§ Short task:
In the program-correctness post below, list the subtrees it says to manipulate when drawing trees, in the order it gives them.

§ Supplied passage:
+===+

Problem Solving Episode 2 – Program Correctness

In the duration of the course, we covered program correctness, proving code by precondition implies postcondition. By this, I wanted to introduce a technique my partner and I worked on for solving question 1 for assignment 2 instead of complete induction. For this episode, I will show the approach of how to create your own code (or my approach) for the ternary tree question.

Question: For arbitrary natural number n, find a (possibly recursive) formula for the number of non-equivalent ternary trees within nodes.

First: Understand the problem

First we have understand that we want to create ternary trees where we won’t have any duplicates trees given n nodes. This seems simple enough. Now I remember being told in highschool that the best way to understand the problem is by visually seeing the problem.
1) Draw cases for 1- 4 nodes (or how many you feel comfortable with to see a pattern).
So you won’t miss any trees, I always start from left to right so create trees manipulating the left subtree first, then the middle and lastly the right subtree by depth (remember this from csc148).
2) Ask yourself before writing your code, “Which coding style(s) would be the easiest for me (recursive, while loops, etc)?”

Second: Devise a Plan

From (2) of understand the problem, we need to put this to good use. Here is where we now need to our visual aspect of the problem and convert that to code. After finishing the cases of drawing, we can see trees of 2 nodes that repeat from 3 nodes. So there should have some recursion in it.

+===+

§ Dataset entries:
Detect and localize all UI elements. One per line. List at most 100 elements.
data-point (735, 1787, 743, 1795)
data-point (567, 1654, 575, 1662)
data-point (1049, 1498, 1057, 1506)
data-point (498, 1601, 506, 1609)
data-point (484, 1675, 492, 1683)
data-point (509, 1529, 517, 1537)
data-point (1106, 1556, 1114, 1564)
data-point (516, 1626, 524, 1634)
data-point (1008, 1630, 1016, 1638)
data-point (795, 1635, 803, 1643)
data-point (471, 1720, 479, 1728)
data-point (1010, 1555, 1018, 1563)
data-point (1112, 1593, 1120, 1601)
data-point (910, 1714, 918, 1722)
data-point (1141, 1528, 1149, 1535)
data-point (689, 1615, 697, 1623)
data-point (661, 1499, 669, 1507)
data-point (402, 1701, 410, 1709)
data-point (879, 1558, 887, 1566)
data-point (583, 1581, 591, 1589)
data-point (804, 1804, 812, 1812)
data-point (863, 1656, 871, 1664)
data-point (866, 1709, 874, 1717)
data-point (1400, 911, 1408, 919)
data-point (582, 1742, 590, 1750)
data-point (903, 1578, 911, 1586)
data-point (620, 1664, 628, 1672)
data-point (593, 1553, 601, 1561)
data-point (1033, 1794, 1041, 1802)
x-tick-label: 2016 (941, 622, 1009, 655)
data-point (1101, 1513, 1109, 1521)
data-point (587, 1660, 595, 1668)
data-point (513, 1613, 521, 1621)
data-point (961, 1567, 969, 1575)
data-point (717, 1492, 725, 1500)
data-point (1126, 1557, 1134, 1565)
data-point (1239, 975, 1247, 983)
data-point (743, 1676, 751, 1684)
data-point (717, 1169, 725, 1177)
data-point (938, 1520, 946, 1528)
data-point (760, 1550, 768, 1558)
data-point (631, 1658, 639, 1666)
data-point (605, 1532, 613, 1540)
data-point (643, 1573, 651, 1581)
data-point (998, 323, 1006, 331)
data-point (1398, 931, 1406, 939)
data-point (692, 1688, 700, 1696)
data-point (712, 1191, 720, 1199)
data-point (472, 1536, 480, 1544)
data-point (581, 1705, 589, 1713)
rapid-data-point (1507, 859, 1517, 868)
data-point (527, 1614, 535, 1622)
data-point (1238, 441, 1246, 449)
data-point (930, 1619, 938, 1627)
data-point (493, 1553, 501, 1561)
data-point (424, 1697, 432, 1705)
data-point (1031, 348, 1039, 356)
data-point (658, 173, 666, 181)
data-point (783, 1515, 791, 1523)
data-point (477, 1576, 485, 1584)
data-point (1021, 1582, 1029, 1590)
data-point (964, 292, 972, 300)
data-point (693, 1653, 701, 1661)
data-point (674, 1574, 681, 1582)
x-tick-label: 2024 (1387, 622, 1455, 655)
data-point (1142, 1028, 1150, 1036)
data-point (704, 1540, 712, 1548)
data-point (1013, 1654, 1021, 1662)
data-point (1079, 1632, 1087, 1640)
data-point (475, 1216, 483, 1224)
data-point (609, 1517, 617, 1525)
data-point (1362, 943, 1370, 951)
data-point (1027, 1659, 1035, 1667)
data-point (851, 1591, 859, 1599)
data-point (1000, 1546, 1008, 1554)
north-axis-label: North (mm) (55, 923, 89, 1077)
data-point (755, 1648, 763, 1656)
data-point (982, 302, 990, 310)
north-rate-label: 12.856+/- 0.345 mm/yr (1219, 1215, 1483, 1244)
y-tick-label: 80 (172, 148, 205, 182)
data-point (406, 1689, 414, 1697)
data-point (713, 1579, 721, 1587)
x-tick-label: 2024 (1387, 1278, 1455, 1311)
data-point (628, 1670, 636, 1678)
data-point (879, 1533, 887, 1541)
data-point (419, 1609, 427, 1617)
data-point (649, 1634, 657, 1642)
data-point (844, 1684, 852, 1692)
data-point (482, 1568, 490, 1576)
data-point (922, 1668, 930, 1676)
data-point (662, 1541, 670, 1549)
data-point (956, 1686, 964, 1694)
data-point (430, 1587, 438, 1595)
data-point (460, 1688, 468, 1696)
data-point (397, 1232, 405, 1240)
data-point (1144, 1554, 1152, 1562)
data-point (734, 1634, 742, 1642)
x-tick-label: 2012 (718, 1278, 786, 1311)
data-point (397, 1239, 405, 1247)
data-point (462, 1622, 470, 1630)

+===+

§ Solution for this exercise:
1. Left subtree
2. Middle subtree
3. Right subtree